** Start Supplied data **
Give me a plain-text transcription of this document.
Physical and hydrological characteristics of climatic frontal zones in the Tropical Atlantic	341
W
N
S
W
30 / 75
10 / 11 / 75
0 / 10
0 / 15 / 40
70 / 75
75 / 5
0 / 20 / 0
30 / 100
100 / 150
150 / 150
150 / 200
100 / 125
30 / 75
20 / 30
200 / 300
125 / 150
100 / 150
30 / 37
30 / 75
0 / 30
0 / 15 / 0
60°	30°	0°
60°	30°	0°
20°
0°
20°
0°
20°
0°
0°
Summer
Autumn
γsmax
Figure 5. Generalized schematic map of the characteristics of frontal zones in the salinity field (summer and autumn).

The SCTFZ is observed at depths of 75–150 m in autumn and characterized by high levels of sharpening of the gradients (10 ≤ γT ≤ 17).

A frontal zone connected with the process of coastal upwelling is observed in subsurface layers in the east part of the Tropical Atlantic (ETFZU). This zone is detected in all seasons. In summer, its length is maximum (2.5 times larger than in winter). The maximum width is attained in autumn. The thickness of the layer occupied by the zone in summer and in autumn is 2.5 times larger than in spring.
** End Supplied data **
- [Problem]: Pick out, from the lines above, every one that contains the string "Tropical".

- [Output]:
Physical and hydrological characteristics of climatic frontal zones in the Tropical Atlantic	341
A frontal zone connected with the process of coastal upwelling is observed in subsurface layers in the east part of the Tropical Atlantic (ETFZU). This zone is detected in all seasons. In summer, its length is maximum (2.5 times larger than in winter). The maximum width is attained in autumn. The thickness of the layer occupied by the zone in summer and in autumn is 2.5 times larger than in spring.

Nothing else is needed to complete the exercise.